Problem: The records below should be written out again, exactly.

——————————

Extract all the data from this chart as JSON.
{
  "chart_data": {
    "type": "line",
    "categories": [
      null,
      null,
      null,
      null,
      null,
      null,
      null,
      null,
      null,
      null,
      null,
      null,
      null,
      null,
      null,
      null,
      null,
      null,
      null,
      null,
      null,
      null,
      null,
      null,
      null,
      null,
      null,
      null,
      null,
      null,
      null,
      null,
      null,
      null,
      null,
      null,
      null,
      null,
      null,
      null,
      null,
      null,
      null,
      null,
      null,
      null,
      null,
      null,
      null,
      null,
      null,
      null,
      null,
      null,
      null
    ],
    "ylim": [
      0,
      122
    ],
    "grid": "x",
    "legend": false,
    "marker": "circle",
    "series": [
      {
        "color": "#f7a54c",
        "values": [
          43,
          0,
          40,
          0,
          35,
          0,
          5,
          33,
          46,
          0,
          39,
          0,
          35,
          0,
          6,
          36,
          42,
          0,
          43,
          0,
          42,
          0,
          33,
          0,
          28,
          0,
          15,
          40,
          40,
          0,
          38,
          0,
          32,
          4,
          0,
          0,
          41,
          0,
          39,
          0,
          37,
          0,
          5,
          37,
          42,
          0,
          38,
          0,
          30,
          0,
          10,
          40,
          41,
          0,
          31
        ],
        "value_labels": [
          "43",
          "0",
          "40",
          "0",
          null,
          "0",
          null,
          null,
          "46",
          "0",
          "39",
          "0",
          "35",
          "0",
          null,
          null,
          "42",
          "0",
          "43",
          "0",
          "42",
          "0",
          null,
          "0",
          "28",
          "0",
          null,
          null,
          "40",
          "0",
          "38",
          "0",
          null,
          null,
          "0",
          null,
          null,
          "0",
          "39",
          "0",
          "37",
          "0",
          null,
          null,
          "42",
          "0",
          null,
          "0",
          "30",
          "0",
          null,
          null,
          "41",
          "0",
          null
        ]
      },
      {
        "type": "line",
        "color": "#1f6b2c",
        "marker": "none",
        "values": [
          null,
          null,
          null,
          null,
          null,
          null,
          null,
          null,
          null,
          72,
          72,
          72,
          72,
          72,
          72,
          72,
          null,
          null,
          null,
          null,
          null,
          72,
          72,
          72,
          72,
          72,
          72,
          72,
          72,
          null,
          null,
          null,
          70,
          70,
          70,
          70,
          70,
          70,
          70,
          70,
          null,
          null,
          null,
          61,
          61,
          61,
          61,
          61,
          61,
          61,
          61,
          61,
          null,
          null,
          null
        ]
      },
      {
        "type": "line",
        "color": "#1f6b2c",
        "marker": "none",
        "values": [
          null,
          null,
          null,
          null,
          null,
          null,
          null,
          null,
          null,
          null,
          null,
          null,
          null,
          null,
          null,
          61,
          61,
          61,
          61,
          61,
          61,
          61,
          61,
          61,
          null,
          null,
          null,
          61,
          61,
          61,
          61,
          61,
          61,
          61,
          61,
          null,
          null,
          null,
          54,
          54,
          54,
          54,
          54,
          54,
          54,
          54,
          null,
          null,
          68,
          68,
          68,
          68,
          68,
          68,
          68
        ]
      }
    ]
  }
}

——————————

Result for this task:
Extract all the data from this chart as JSON.
{
  "chart_data": {
    "type": "line",
    "categories": [
      null,
      null,
      null,
      null,
      null,
      null,
      null,
      null,
      null,
      null,
      null,
      null,
      null,
      null,
      null,
      null,
      null,
      null,
      null,
      null,
      null,
      null,
      null,
      null,
      null,
      null,
      null,
      null,
      null,
      null,
      null,
      null,
      null,
      null,
      null,
      null,
      null,
      null,
      null,
      null,
      null,
      null,
      null,
      null,
      null,
      null,
      null,
      null,
      null,
      null,
      null,
      null,
      null,
      null,
      null
    ],
    "ylim": [
      0,
      122
    ],
    "grid": "x",
    "legend": false,
    "marker": "circle",
    "series": [
      {
        "color": "#f7a54c",
        "values": [
          43,
          0,
          40,
          0,
          35,
          0,
          5,
          33,
          46,
          0,
          39,
          0,
          35,
          0,
          6,
          36,
          42,
          0,
          43,
          0,
          42,
          0,
          33,
          0,
          28,
          0,
          15,
          40,
          40,
          0,
          38,
          0,
          32,
          4,
          0,
          0,
          41,
          0,
          39,
          0,
          37,
          0,
          5,
          37,
          42,
          0,
          38,
          0,
          30,
          0,
          10,
          40,
          41,
          0,
          31
        ],
        "value_labels": [
          "43",
          "0",
          "40",
          "0",
          null,
          "0",
          null,
          null,
          "46",
          "0",
          "39",
          "0",
          "35",
          "0",
          null,
          null,
          "42",
          "0",
          "43",
          "0",
          "42",
          "0",
          null,
          "0",
          "28",
          "0",
          null,
          null,
          "40",
          "0",
          "38",
          "0",
          null,
          null,
          "0",
          null,
          null,
          "0",
          "39",
          "0",
          "37",
          "0",
          null,
          null,
          "42",
          "0",
          null,
          "0",
          "30",
          "0",
          null,
          null,
          "41",
          "0",
          null
        ]
      },
      {
        "type": "line",
        "color": "#1f6b2c",
        "marker": "none",
        "values": [
          null,
          null,
          null,
          null,
          null,
          null,
          null,
          null,
          null,
          72,
          72,
          72,
          72,
          72,
          72,
          72,
          null,
          null,
          null,
          null,
          null,
          72,
          72,
          72,
          72,
          72,
          72,
          72,
          72,
          null,
          null,
          null,
          70,
          70,
          70,
          70,
          70,
          70,
          70,
          70,
          null,
          null,
          null,
          61,
          61,
          61,
          61,
          61,
          61,
          61,
          61,
          61,
          null,
          null,
          null
        ]
      },
      {
        "type": "line",
        "color": "#1f6b2c",
        "marker": "none",
        "values": [
          null,
          null,
          null,
          null,
          null,
          null,
          null,
          null,
          null,
          null,
          null,
          null,
          null,
          null,
          null,
          61,
          61,
          61,
          61,
          61,
          61,
          61,
          61,
          61,
          null,
          null,
          null,
          61,
          61,
          61,
          61,
          61,
          61,
          61,
          61,
          null,
          null,
          null,
          54,
          54,
          54,
          54,
          54,
          54,
          54,
          54,
          null,
          null,
          68,
          68,
          68,
          68,
          68,
          68,
          68
        ]
      }
    ]
  }
}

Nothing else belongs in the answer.